TASK GOAL: Copy, in full, each line of the material that holds the word "text".

RECORDS FOR THIS TASK:
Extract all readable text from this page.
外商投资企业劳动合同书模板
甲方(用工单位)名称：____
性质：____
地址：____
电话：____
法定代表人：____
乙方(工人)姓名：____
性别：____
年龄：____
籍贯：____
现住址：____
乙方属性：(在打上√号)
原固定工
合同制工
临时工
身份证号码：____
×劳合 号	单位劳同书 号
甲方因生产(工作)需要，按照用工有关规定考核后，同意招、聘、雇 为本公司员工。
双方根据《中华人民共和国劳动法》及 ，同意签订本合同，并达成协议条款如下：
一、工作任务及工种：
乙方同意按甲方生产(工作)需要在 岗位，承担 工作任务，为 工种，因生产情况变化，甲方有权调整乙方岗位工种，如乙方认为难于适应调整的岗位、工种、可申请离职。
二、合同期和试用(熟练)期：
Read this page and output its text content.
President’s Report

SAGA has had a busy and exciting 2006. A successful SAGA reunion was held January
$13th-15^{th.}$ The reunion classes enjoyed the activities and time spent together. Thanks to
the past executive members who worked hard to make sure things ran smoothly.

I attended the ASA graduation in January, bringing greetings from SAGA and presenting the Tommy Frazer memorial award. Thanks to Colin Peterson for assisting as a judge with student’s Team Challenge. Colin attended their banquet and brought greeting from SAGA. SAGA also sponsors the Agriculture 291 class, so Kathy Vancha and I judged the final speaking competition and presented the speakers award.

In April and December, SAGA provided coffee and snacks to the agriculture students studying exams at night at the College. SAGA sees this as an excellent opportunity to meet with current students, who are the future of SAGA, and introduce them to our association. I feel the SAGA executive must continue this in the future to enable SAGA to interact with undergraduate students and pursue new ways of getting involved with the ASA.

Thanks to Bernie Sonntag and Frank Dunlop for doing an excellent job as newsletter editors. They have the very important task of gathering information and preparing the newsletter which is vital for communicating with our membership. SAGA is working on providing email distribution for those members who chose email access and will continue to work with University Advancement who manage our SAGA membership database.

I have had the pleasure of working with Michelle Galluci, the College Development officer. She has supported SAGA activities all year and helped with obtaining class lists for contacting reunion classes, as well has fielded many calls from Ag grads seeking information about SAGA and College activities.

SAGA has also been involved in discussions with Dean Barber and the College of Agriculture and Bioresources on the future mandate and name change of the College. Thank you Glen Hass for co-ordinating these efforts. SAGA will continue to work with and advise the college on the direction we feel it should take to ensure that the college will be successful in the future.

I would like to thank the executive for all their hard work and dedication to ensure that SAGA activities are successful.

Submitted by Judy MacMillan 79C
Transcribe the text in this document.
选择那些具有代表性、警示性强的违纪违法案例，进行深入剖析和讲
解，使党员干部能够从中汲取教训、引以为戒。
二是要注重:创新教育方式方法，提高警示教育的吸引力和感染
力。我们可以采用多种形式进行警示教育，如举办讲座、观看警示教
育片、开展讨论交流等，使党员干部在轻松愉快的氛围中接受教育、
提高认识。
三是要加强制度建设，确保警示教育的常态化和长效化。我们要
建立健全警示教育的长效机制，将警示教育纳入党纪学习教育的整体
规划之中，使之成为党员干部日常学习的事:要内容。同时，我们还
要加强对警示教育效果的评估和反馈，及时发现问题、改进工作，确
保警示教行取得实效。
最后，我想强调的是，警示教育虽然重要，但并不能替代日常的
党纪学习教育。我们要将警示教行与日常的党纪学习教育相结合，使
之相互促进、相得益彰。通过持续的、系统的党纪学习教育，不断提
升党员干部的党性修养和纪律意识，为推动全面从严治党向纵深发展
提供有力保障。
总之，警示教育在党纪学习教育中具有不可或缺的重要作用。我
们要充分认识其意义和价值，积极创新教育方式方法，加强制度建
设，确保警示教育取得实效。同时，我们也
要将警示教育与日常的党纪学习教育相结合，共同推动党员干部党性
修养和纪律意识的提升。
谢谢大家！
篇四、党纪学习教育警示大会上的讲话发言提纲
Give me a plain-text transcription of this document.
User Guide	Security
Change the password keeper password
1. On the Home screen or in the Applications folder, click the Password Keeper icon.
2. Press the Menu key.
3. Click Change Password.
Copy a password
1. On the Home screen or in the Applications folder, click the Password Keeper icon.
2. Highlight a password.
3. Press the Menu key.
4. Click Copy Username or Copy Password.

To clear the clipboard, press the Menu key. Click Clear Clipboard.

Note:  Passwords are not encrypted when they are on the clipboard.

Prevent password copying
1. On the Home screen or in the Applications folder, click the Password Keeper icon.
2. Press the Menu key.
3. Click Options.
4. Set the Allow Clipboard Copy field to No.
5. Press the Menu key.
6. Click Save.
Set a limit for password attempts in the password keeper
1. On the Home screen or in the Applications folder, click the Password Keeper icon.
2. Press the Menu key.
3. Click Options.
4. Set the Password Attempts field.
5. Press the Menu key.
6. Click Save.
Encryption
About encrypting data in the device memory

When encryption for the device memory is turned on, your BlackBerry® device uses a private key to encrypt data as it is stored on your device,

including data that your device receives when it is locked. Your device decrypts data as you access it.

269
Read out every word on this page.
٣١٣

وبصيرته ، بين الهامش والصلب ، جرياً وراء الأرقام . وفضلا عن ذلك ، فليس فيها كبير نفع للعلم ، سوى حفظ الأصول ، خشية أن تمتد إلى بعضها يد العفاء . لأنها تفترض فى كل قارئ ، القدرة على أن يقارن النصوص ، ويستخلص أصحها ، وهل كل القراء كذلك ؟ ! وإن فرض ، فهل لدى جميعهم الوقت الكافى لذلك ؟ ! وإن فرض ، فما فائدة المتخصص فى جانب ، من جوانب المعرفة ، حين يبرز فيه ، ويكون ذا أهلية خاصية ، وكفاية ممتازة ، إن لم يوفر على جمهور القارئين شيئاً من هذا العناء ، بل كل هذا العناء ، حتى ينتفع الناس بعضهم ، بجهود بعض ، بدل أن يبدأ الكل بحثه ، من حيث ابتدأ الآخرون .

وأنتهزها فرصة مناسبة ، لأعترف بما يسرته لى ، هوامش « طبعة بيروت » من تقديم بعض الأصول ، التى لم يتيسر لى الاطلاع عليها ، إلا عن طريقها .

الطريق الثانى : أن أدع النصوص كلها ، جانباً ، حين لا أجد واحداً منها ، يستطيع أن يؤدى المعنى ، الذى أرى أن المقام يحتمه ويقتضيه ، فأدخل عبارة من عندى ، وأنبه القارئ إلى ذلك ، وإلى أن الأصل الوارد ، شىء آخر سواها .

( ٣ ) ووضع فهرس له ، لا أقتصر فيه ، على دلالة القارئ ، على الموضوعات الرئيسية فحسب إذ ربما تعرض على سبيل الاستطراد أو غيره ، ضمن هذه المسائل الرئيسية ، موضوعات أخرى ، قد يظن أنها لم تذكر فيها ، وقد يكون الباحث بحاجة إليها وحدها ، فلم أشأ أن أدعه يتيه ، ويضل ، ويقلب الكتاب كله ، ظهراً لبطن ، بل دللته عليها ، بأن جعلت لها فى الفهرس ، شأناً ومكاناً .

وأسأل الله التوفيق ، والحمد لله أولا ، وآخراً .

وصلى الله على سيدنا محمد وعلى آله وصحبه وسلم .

ANSWER TO THIS TASK:
Extract all readable text from this page.
Read this page and output its text content.
Transcribe the text in this document.
Give me a plain-text transcription of this document.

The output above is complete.